━━━ Data shown
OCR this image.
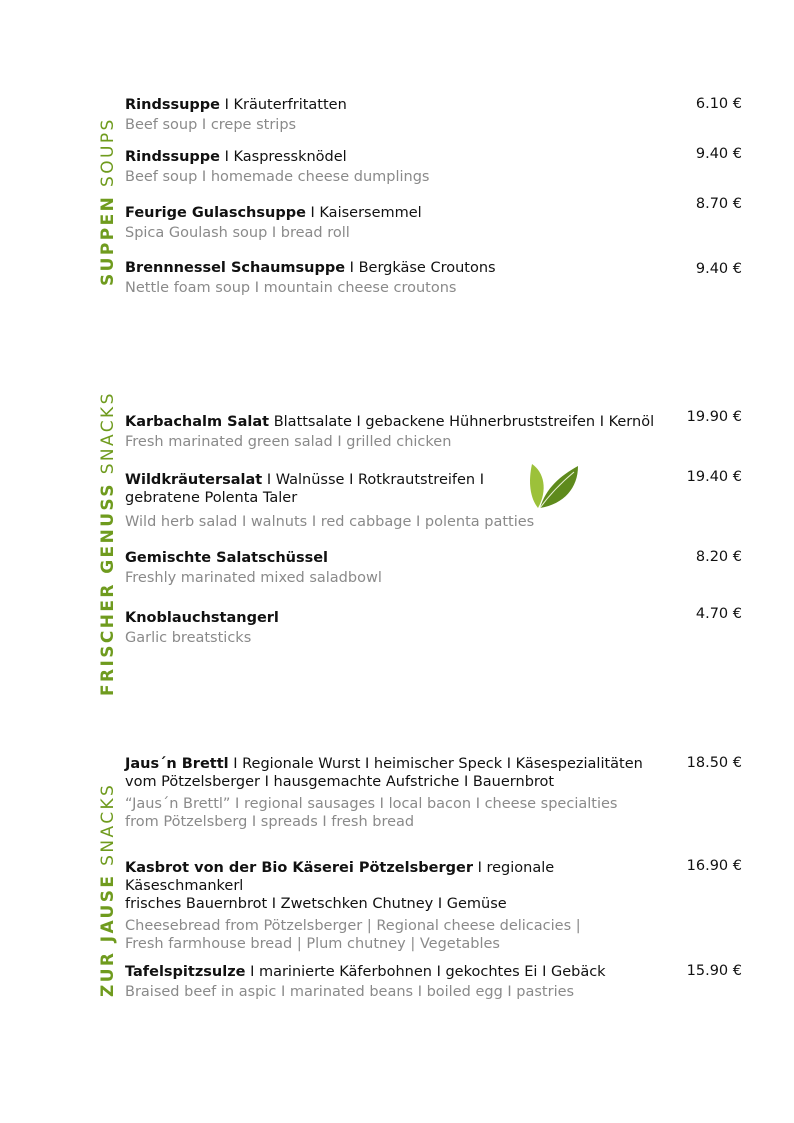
SUPPEN SOUPS
FRISCHER GENUSS SNACKS
ZUR JAUSE SNACKS
Rindssuppe I Kräuterfritatten
Beef soup I crepe strips
6.10 €
Rindssuppe I Kaspressknödel
Beef soup I homemade cheese dumplings
9.40 €
Feurige Gulaschsuppe I Kaisersemmel
Spica Goulash soup I bread roll
8.70 €
Brennnessel Schaumsuppe I Bergkäse Croutons
Nettle foam soup I mountain cheese croutons
9.40 €
Karbachalm Salat Blattsalate I gebackene Hühnerbruststreifen I Kernöl
Fresh marinated green salad I grilled chicken
19.90 €
Wildkräutersalat I Walnüsse I Rotkrautstreifen I
gebratene Polenta Taler
Wild herb salad I walnuts I red cabbage I polenta patties
19.40 €
Gemischte Salatschüssel
Freshly marinated mixed saladbowl
8.20 €
Knoblauchstangerl
Garlic breatsticks
4.70 €
Jaus´n Brettl I Regionale Wurst I heimischer Speck I Käsespezialitäten
vom Pötzelsberger I hausgemachte Aufstriche I Bauernbrot
“Jaus´n Brettl” I regional sausages I local bacon I cheese specialties
from Pötzelsberg I spreads I fresh bread
18.50 €
Kasbrot von der Bio Käserei Pötzelsberger I regionale Käseschmankerl
frisches Bauernbrot I Zwetschken Chutney I Gemüse
Cheesebread from Pötzelsberger | Regional cheese delicacies |
Fresh farmhouse bread | Plum chutney | Vegetables
16.90 €
Tafelspitzsulze I marinierte Käferbohnen I gekochtes Ei I Gebäck
Braised beef in aspic I marinated beans I boiled egg I pastries
15.90 €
━━━━━━
Reproduce the listing word for word and omit its pictures.

OCR this image.
SUPPEN SOUPS
FRISCHER GENUSS SNACKS
ZUR JAUSE SNACKS
Rindssuppe I Kräuterfritatten
Beef soup I crepe strips
6.10 €
Rindssuppe I Kaspressknödel
Beef soup I homemade cheese dumplings
9.40 €
Feurige Gulaschsuppe I Kaisersemmel
Spica Goulash soup I bread roll
8.70 €
Brennnessel Schaumsuppe I Bergkäse Croutons
Nettle foam soup I mountain cheese croutons
9.40 €
Karbachalm Salat Blattsalate I gebackene Hühnerbruststreifen I Kernöl
Fresh marinated green salad I grilled chicken
19.90 €
Wildkräutersalat I Walnüsse I Rotkrautstreifen I
gebratene Polenta Taler
Wild herb salad I walnuts I red cabbage I polenta patties
19.40 €
Gemischte Salatschüssel
Freshly marinated mixed saladbowl
8.20 €
Knoblauchstangerl
Garlic breatsticks
4.70 €
Jaus´n Brettl I Regionale Wurst I heimischer Speck I Käsespezialitäten
vom Pötzelsberger I hausgemachte Aufstriche I Bauernbrot
“Jaus´n Brettl” I regional sausages I local bacon I cheese specialties
from Pötzelsberg I spreads I fresh bread
18.50 €
Kasbrot von der Bio Käserei Pötzelsberger I regionale Käseschmankerl
frisches Bauernbrot I Zwetschken Chutney I Gemüse
Cheesebread from Pötzelsberger | Regional cheese delicacies |
Fresh farmhouse bread | Plum chutney | Vegetables
16.90 €
Tafelspitzsulze I marinierte Käferbohnen I gekochtes Ei I Gebäck
Braised beef in aspic I marinated beans I boiled egg I pastries
15.90 €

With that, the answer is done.